Records excerpted from a collection:
▽

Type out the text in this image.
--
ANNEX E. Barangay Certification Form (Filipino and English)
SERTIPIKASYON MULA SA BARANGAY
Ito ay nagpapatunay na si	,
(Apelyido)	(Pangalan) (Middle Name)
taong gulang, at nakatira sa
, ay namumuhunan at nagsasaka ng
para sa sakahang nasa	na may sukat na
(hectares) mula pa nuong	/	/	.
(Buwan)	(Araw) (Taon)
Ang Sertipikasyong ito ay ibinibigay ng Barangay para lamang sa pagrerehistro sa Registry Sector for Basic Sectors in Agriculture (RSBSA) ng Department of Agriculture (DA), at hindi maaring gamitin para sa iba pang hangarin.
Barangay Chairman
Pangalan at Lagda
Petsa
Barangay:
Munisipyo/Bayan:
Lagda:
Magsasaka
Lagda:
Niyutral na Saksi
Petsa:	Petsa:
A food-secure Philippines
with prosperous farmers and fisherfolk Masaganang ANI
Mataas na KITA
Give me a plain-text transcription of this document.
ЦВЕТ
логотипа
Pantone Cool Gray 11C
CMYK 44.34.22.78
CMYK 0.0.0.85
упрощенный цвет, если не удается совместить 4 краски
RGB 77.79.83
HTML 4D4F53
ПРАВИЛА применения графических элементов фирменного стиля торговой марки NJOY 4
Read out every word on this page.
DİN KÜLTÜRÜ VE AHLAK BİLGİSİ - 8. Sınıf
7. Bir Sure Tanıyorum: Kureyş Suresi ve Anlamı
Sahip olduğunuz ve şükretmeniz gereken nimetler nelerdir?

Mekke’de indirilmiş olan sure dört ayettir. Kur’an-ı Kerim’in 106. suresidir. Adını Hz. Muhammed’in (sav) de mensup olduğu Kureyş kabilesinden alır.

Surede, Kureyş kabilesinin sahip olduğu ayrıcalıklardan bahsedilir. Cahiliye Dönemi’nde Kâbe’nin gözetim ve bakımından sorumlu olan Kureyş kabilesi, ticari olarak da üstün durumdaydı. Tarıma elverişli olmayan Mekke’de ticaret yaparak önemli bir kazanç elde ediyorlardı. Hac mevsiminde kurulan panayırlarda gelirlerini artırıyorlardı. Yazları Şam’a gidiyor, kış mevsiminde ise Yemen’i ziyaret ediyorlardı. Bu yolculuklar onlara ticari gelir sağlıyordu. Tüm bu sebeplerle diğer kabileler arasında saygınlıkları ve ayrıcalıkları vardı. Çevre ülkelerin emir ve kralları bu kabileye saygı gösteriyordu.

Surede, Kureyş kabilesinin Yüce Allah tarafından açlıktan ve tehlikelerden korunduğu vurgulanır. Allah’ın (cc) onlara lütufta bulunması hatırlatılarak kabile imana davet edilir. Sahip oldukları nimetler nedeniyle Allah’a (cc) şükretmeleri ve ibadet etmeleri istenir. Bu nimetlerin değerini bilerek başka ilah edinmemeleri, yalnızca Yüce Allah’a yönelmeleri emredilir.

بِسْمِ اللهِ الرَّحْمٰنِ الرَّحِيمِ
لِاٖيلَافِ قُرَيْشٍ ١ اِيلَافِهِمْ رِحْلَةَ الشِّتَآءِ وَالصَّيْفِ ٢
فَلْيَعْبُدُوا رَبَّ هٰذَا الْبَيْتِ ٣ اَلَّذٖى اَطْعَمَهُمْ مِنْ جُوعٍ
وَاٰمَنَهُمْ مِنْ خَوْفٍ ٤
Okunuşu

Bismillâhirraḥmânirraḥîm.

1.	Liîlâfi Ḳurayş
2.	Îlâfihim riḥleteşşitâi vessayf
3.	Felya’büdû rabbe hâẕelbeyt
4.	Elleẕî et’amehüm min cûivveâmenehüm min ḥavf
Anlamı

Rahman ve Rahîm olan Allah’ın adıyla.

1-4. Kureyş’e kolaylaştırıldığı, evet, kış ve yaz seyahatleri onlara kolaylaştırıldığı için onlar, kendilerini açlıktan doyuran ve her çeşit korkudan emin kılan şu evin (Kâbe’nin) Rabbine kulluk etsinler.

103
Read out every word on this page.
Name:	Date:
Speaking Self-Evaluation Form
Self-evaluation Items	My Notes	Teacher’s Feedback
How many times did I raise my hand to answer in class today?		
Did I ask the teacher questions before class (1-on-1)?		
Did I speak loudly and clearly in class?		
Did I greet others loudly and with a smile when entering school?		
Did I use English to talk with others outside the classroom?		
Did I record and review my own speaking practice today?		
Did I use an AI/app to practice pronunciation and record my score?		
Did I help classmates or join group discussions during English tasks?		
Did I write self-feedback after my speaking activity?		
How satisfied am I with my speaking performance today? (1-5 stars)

△

▶ [GIVEN PROBLEM]: Give back all the records exactly as they stand.

▶ [EXERCISE OUTPUT]:
Type out the text in this image.
--
ANNEX E. Barangay Certification Form (Filipino and English)
SERTIPIKASYON MULA SA BARANGAY
Ito ay nagpapatunay na si	,
(Apelyido)	(Pangalan) (Middle Name)
taong gulang, at nakatira sa
, ay namumuhunan at nagsasaka ng
para sa sakahang nasa	na may sukat na
(hectares) mula pa nuong	/	/	.
(Buwan)	(Araw) (Taon)
Ang Sertipikasyong ito ay ibinibigay ng Barangay para lamang sa pagrerehistro sa Registry Sector for Basic Sectors in Agriculture (RSBSA) ng Department of Agriculture (DA), at hindi maaring gamitin para sa iba pang hangarin.
Barangay Chairman
Pangalan at Lagda
Petsa
Barangay:
Munisipyo/Bayan:
Lagda:
Magsasaka
Lagda:
Niyutral na Saksi
Petsa:	Petsa:
A food-secure Philippines
with prosperous farmers and fisherfolk Masaganang ANI
Mataas na KITA
Give me a plain-text transcription of this document.
ЦВЕТ
логотипа
Pantone Cool Gray 11C
CMYK 44.34.22.78
CMYK 0.0.0.85
упрощенный цвет, если не удается совместить 4 краски
RGB 77.79.83
HTML 4D4F53
ПРАВИЛА применения графических элементов фирменного стиля торговой марки NJOY 4
Read out every word on this page.
DİN KÜLTÜRÜ VE AHLAK BİLGİSİ - 8. Sınıf
7. Bir Sure Tanıyorum: Kureyş Suresi ve Anlamı
Sahip olduğunuz ve şükretmeniz gereken nimetler nelerdir?

Mekke’de indirilmiş olan sure dört ayettir. Kur’an-ı Kerim’in 106. suresidir. Adını Hz. Muhammed’in (sav) de mensup olduğu Kureyş kabilesinden alır.

Surede, Kureyş kabilesinin sahip olduğu ayrıcalıklardan bahsedilir. Cahiliye Dönemi’nde Kâbe’nin gözetim ve bakımından sorumlu olan Kureyş kabilesi, ticari olarak da üstün durumdaydı. Tarıma elverişli olmayan Mekke’de ticaret yaparak önemli bir kazanç elde ediyorlardı. Hac mevsiminde kurulan panayırlarda gelirlerini artırıyorlardı. Yazları Şam’a gidiyor, kış mevsiminde ise Yemen’i ziyaret ediyorlardı. Bu yolculuklar onlara ticari gelir sağlıyordu. Tüm bu sebeplerle diğer kabileler arasında saygınlıkları ve ayrıcalıkları vardı. Çevre ülkelerin emir ve kralları bu kabileye saygı gösteriyordu.

Surede, Kureyş kabilesinin Yüce Allah tarafından açlıktan ve tehlikelerden korunduğu vurgulanır. Allah’ın (cc) onlara lütufta bulunması hatırlatılarak kabile imana davet edilir. Sahip oldukları nimetler nedeniyle Allah’a (cc) şükretmeleri ve ibadet etmeleri istenir. Bu nimetlerin değerini bilerek başka ilah edinmemeleri, yalnızca Yüce Allah’a yönelmeleri emredilir.

بِسْمِ اللهِ الرَّحْمٰنِ الرَّحِيمِ
لِاٖيلَافِ قُرَيْشٍ ١ اِيلَافِهِمْ رِحْلَةَ الشِّتَآءِ وَالصَّيْفِ ٢
فَلْيَعْبُدُوا رَبَّ هٰذَا الْبَيْتِ ٣ اَلَّذٖى اَطْعَمَهُمْ مِنْ جُوعٍ
وَاٰمَنَهُمْ مِنْ خَوْفٍ ٤
Okunuşu

Bismillâhirraḥmânirraḥîm.

1.	Liîlâfi Ḳurayş
2.	Îlâfihim riḥleteşşitâi vessayf
3.	Felya’büdû rabbe hâẕelbeyt
4.	Elleẕî et’amehüm min cûivveâmenehüm min ḥavf
Anlamı

Rahman ve Rahîm olan Allah’ın adıyla.

1-4. Kureyş’e kolaylaştırıldığı, evet, kış ve yaz seyahatleri onlara kolaylaştırıldığı için onlar, kendilerini açlıktan doyuran ve her çeşit korkudan emin kılan şu evin (Kâbe’nin) Rabbine kulluk etsinler.

103
Read out every word on this page.
Name:	Date:
Speaking Self-Evaluation Form
Self-evaluation Items	My Notes	Teacher’s Feedback
How many times did I raise my hand to answer in class today?		
Did I ask the teacher questions before class (1-on-1)?		
Did I speak loudly and clearly in class?		
Did I greet others loudly and with a smile when entering school?		
Did I use English to talk with others outside the classroom?		
Did I record and review my own speaking practice today?		
Did I use an AI/app to practice pronunciation and record my score?		
Did I help classmates or join group discussions during English tasks?		
Did I write self-feedback after my speaking activity?		
How satisfied am I with my speaking performance today? (1-5 stars)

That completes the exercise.